**Short exercise**
Find every line of the listing below where "Hazard" appears, and copy it.

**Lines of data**
□ □ □ □

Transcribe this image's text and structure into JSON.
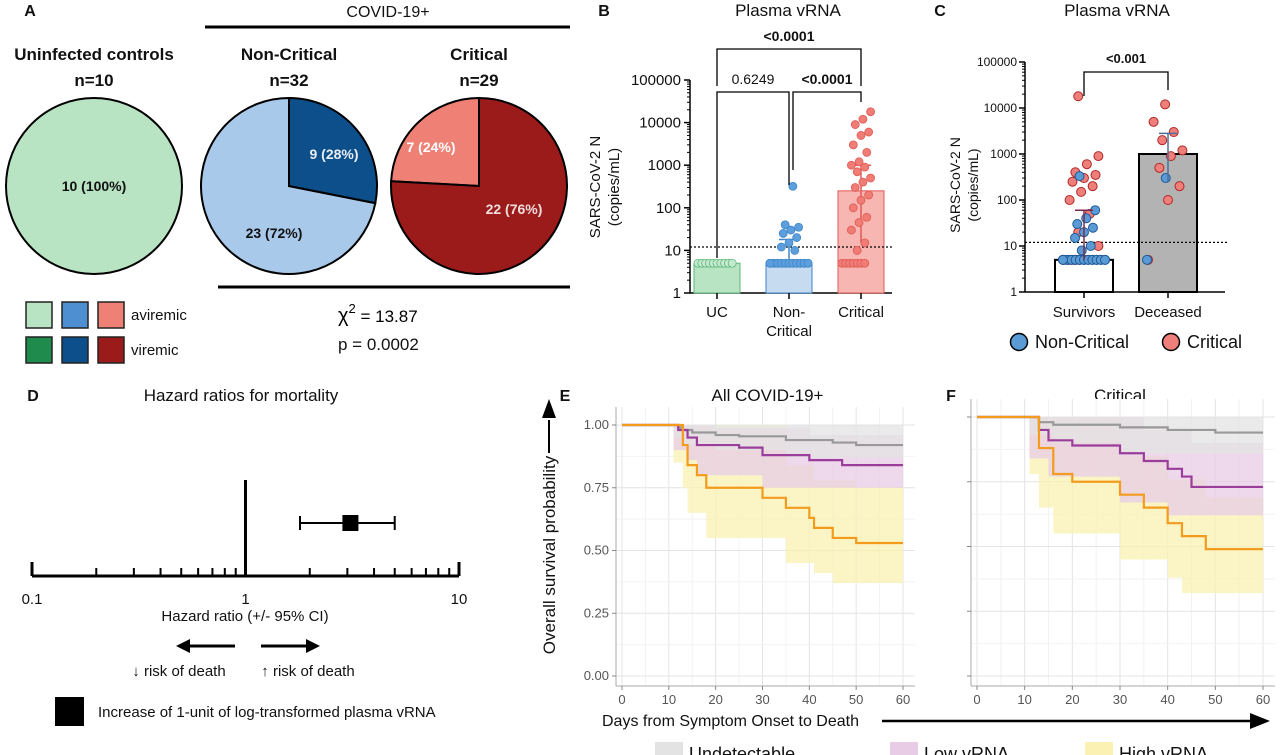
{
  "panel_labels": {
    "a": "A",
    "b": "B",
    "c": "C",
    "d": "D",
    "e": "E",
    "f": "F"
  },
  "panel_a": {
    "covid_header": "COVID-19+",
    "pies": [
      {
        "title": "Uninfected controls",
        "n": "n=10",
        "slices": [
          {
            "label": "10 (100%)",
            "value": 10,
            "status": "aviremic"
          }
        ]
      },
      {
        "title": "Non-Critical",
        "n": "n=32",
        "slices": [
          {
            "label": "23 (72%)",
            "value": 23,
            "status": "aviremic"
          },
          {
            "label": "9 (28%)",
            "value": 9,
            "status": "viremic"
          }
        ]
      },
      {
        "title": "Critical",
        "n": "n=29",
        "slices": [
          {
            "label": "7 (24%)",
            "value": 7,
            "status": "aviremic"
          },
          {
            "label": "22 (76%)",
            "value": 22,
            "status": "viremic"
          }
        ]
      }
    ],
    "legend": {
      "aviremic": "aviremic",
      "viremic": "viremic"
    },
    "stat_chi_symbol": "χ",
    "stat_chi_exp": "2",
    "stat_chi_value": "= 13.87",
    "stat_p": "p = 0.0002",
    "colors": {
      "uc_avi": "#b9e4c4",
      "uc_vir": "#1f8b4c",
      "nc_avi": "#a9c9ea",
      "nc_avi_legend": "#4e8fd2",
      "nc_vir": "#0d4f8b",
      "cr_avi": "#ef8075",
      "cr_vir": "#9b1b1b"
    }
  },
  "chart_data": [
    {
      "type": "bar",
      "title": "Plasma vRNA",
      "ylabel": "SARS-CoV-2 N",
      "ylabel2": "(copies/mL)",
      "yscale": "log",
      "ylim": [
        1,
        100000
      ],
      "yticks": [
        "1",
        "10",
        "100",
        "1000",
        "10000",
        "100000"
      ],
      "threshold": 12,
      "categories": [
        {
          "l1": "UC",
          "l2": ""
        },
        {
          "l1": "Non-",
          "l2": "Critical"
        },
        {
          "l1": "Critical",
          "l2": ""
        }
      ],
      "values": [
        5,
        5,
        250
      ],
      "error_upper": [
        5,
        18,
        1000
      ],
      "error_lower": [
        5,
        5,
        15
      ],
      "points": [
        [
          5,
          5,
          5,
          5,
          5,
          5,
          5,
          5,
          5,
          5
        ],
        [
          5,
          5,
          5,
          5,
          5,
          5,
          5,
          5,
          5,
          5,
          5,
          5,
          5,
          5,
          5,
          5,
          5,
          5,
          5,
          5,
          5,
          5,
          5,
          10,
          12,
          15,
          20,
          25,
          30,
          35,
          40,
          320
        ],
        [
          5,
          5,
          5,
          5,
          5,
          5,
          5,
          10,
          15,
          30,
          45,
          60,
          100,
          150,
          200,
          300,
          400,
          500,
          700,
          900,
          1000,
          1200,
          2000,
          3000,
          5000,
          6000,
          9000,
          12000,
          18000
        ]
      ],
      "comparisons": [
        {
          "label": "0.6249",
          "bold": false
        },
        {
          "label": "<0.0001",
          "bold": true
        },
        {
          "label": "<0.0001",
          "bold": true
        }
      ],
      "colors": {
        "uc": "#b9e4c4",
        "uc_pt": "#5cb87a",
        "nc": "#c6dbf0",
        "nc_pt": "#3f86c8",
        "cr": "#f7b6b1",
        "cr_pt": "#e05a55"
      }
    },
    {
      "type": "bar",
      "title": "Plasma vRNA",
      "ylabel": "SARS-CoV-2 N",
      "ylabel2": "(copies/mL)",
      "yscale": "log",
      "ylim": [
        1,
        100000
      ],
      "yticks": [
        "1",
        "10",
        "100",
        "1000",
        "10000",
        "100000"
      ],
      "threshold": 12,
      "categories": [
        "Survivors",
        "Deceased"
      ],
      "values": [
        5,
        1000
      ],
      "error_upper": [
        60,
        2800
      ],
      "error_lower": [
        5,
        250
      ],
      "points_noncritical": [
        [
          5,
          5,
          5,
          5,
          5,
          5,
          5,
          5,
          5,
          5,
          5,
          5,
          5,
          5,
          5,
          5,
          5,
          5,
          5,
          5,
          5,
          5,
          5,
          8,
          10,
          15,
          20,
          25,
          30,
          40,
          60,
          330
        ],
        [
          5,
          300
        ]
      ],
      "points_critical": [
        [
          5,
          5,
          5,
          5,
          5,
          10,
          20,
          50,
          100,
          150,
          200,
          250,
          300,
          350,
          400,
          600,
          900,
          18000
        ],
        [
          5,
          100,
          200,
          500,
          900,
          1200,
          2000,
          3000,
          5000,
          12000
        ]
      ],
      "comparison": "<0.001",
      "legend": [
        "Non-Critical",
        "Critical"
      ],
      "colors": {
        "nc": "#5b9bd5",
        "cr": "#ef7f7a",
        "surv_bar": "#ffffff",
        "dec_bar": "#b3b3b3"
      }
    },
    {
      "type": "forest",
      "title": "Hazard ratios for mortality",
      "xlabel": "Hazard ratio (+/- 95% CI)",
      "xscale": "log",
      "xlim": [
        0.1,
        10
      ],
      "xticks": [
        "0.1",
        "1",
        "10"
      ],
      "estimate": 3.1,
      "ci": [
        1.8,
        5.0
      ],
      "label_left": "↓ risk of death",
      "label_right": "↑ risk of death",
      "legend": "Increase of 1-unit of log-transformed plasma vRNA"
    },
    {
      "type": "line",
      "title": "All COVID-19+",
      "xlabel": "Days from Symptom Onset to Death",
      "ylabel": "Overall survival probability",
      "xlim": [
        0,
        60
      ],
      "ylim": [
        0,
        1
      ],
      "xticks": [
        "0",
        "10",
        "20",
        "30",
        "40",
        "50",
        "60"
      ],
      "yticks": [
        "0.00",
        "0.25",
        "0.50",
        "0.75",
        "1.00"
      ],
      "series": [
        {
          "name": "Undetectable",
          "color": "#999999",
          "band": "#e3e3e3",
          "points": [
            [
              0,
              1
            ],
            [
              11,
              1
            ],
            [
              12,
              0.99
            ],
            [
              13,
              0.98
            ],
            [
              15,
              0.97
            ],
            [
              20,
              0.96
            ],
            [
              25,
              0.955
            ],
            [
              35,
              0.94
            ],
            [
              45,
              0.93
            ],
            [
              50,
              0.92
            ],
            [
              60,
              0.92
            ]
          ],
          "lower": [
            [
              0,
              1
            ],
            [
              11,
              1
            ],
            [
              13,
              0.95
            ],
            [
              20,
              0.92
            ],
            [
              35,
              0.9
            ],
            [
              50,
              0.87
            ],
            [
              60,
              0.87
            ]
          ],
          "upper": [
            [
              0,
              1
            ],
            [
              60,
              1
            ]
          ]
        },
        {
          "name": "Low vRNA",
          "color": "#9b3d9b",
          "band": "#e8cce6",
          "points": [
            [
              0,
              1
            ],
            [
              11,
              1
            ],
            [
              12,
              0.98
            ],
            [
              14,
              0.95
            ],
            [
              16,
              0.92
            ],
            [
              25,
              0.91
            ],
            [
              30,
              0.88
            ],
            [
              40,
              0.86
            ],
            [
              47,
              0.84
            ],
            [
              60,
              0.84
            ]
          ],
          "lower": [
            [
              0,
              1
            ],
            [
              11,
              1
            ],
            [
              14,
              0.9
            ],
            [
              16,
              0.86
            ],
            [
              30,
              0.8
            ],
            [
              47,
              0.75
            ],
            [
              60,
              0.75
            ]
          ],
          "upper": [
            [
              0,
              1
            ],
            [
              11,
              1
            ],
            [
              20,
              0.99
            ],
            [
              40,
              0.96
            ],
            [
              60,
              0.94
            ]
          ]
        },
        {
          "name": "High vRNA",
          "color": "#f29b1d",
          "band": "#faf1b3",
          "points": [
            [
              0,
              1
            ],
            [
              11,
              1
            ],
            [
              13,
              0.92
            ],
            [
              14,
              0.84
            ],
            [
              16,
              0.8
            ],
            [
              18,
              0.75
            ],
            [
              30,
              0.71
            ],
            [
              35,
              0.67
            ],
            [
              40,
              0.63
            ],
            [
              41,
              0.59
            ],
            [
              45,
              0.55
            ],
            [
              50,
              0.53
            ],
            [
              60,
              0.53
            ]
          ],
          "lower": [
            [
              0,
              1
            ],
            [
              11,
              1
            ],
            [
              13,
              0.85
            ],
            [
              14,
              0.75
            ],
            [
              18,
              0.65
            ],
            [
              35,
              0.55
            ],
            [
              41,
              0.45
            ],
            [
              45,
              0.41
            ],
            [
              50,
              0.37
            ],
            [
              60,
              0.37
            ]
          ],
          "upper": [
            [
              0,
              1
            ],
            [
              18,
              1
            ],
            [
              35,
              0.84
            ],
            [
              41,
              0.78
            ],
            [
              50,
              0.75
            ],
            [
              60,
              0.75
            ]
          ]
        }
      ]
    },
    {
      "type": "line",
      "title": "Critical",
      "xlabel": "Days from Symptom Onset to Death",
      "xlim": [
        0,
        60
      ],
      "ylim": [
        0,
        1
      ],
      "xticks": [
        "0",
        "10",
        "20",
        "30",
        "40",
        "50",
        "60"
      ],
      "series": [
        {
          "name": "Undetectable",
          "color": "#999999",
          "band": "#e3e3e3",
          "points": [
            [
              0,
              1
            ],
            [
              11,
              1
            ],
            [
              13,
              0.98
            ],
            [
              16,
              0.97
            ],
            [
              25,
              0.97
            ],
            [
              30,
              0.96
            ],
            [
              40,
              0.95
            ],
            [
              50,
              0.94
            ],
            [
              60,
              0.94
            ]
          ],
          "lower": [
            [
              0,
              1
            ],
            [
              11,
              1
            ],
            [
              16,
              0.93
            ],
            [
              30,
              0.9
            ],
            [
              50,
              0.86
            ],
            [
              60,
              0.86
            ]
          ],
          "upper": [
            [
              0,
              1
            ],
            [
              60,
              1
            ]
          ]
        },
        {
          "name": "Low vRNA",
          "color": "#9b3d9b",
          "band": "#e8cce6",
          "points": [
            [
              0,
              1
            ],
            [
              11,
              1
            ],
            [
              13,
              0.95
            ],
            [
              15,
              0.91
            ],
            [
              20,
              0.89
            ],
            [
              30,
              0.86
            ],
            [
              35,
              0.83
            ],
            [
              40,
              0.8
            ],
            [
              43,
              0.77
            ],
            [
              45,
              0.73
            ],
            [
              60,
              0.73
            ]
          ],
          "lower": [
            [
              0,
              1
            ],
            [
              11,
              1
            ],
            [
              15,
              0.84
            ],
            [
              30,
              0.77
            ],
            [
              40,
              0.67
            ],
            [
              45,
              0.62
            ],
            [
              60,
              0.62
            ]
          ],
          "upper": [
            [
              0,
              1
            ],
            [
              20,
              1
            ],
            [
              35,
              0.95
            ],
            [
              45,
              0.9
            ],
            [
              60,
              0.89
            ]
          ]
        },
        {
          "name": "High vRNA",
          "color": "#f29b1d",
          "band": "#faf1b3",
          "points": [
            [
              0,
              1
            ],
            [
              11,
              1
            ],
            [
              13,
              0.88
            ],
            [
              16,
              0.78
            ],
            [
              20,
              0.75
            ],
            [
              30,
              0.7
            ],
            [
              35,
              0.65
            ],
            [
              40,
              0.59
            ],
            [
              43,
              0.54
            ],
            [
              48,
              0.49
            ],
            [
              60,
              0.49
            ]
          ],
          "lower": [
            [
              0,
              1
            ],
            [
              11,
              1
            ],
            [
              13,
              0.78
            ],
            [
              16,
              0.65
            ],
            [
              30,
              0.55
            ],
            [
              40,
              0.45
            ],
            [
              43,
              0.38
            ],
            [
              48,
              0.32
            ],
            [
              60,
              0.32
            ]
          ],
          "upper": [
            [
              0,
              1
            ],
            [
              16,
              1
            ],
            [
              30,
              0.85
            ],
            [
              40,
              0.76
            ],
            [
              48,
              0.69
            ],
            [
              60,
              0.69
            ]
          ]
        }
      ]
    }
  ]
}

□ □ □ □

**Answer to the exercise**
      "title": "Hazard ratios for mortality",
      "xlabel": "Hazard ratio (+/- 95% CI)",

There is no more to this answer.